• [WHAT THE TASK REQUIRES]
Copy out each line of the data that holds the word "channel".

• [MATERIAL PROVIDED]
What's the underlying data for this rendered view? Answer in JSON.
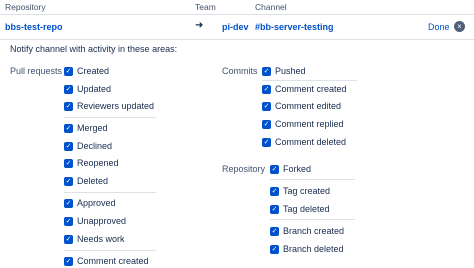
{
  "header": {
    "repository": "Repository",
    "team": "Team",
    "channel": "Channel"
  },
  "row": {
    "repository": "bbs-test-repo",
    "arrow": "➜",
    "team": "pi-dev",
    "channel": "#bb-server-testing",
    "done": "Done",
    "close": "×"
  },
  "intro": "Notify channel with activity in these areas:",
  "pull_requests": {
    "label": "Pull requests",
    "items": [
      "Created",
      "Updated",
      "Reviewers updated",
      "Merged",
      "Declined",
      "Reopened",
      "Deleted",
      "Approved",
      "Unapproved",
      "Needs work",
      "Comment created"
    ]
  },
  "commits": {
    "label": "Commits",
    "items": [
      "Pushed",
      "Comment created",
      "Comment edited",
      "Comment replied",
      "Comment deleted"
    ]
  },
  "repository": {
    "label": "Repository",
    "items": [
      "Forked",
      "Tag created",
      "Tag deleted",
      "Branch created",
      "Branch deleted"
    ]
  },
  "check_glyph": "✓",
  "colors": {
    "accent": "#0052cc",
    "text": "#172b4d",
    "muted": "#42526e",
    "divider": "#dfe1e6"
  }
}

• [REPLY]
    "channel": "Channel"
    "channel": "#bb-server-testing",
  "intro": "Notify channel with activity in these areas:",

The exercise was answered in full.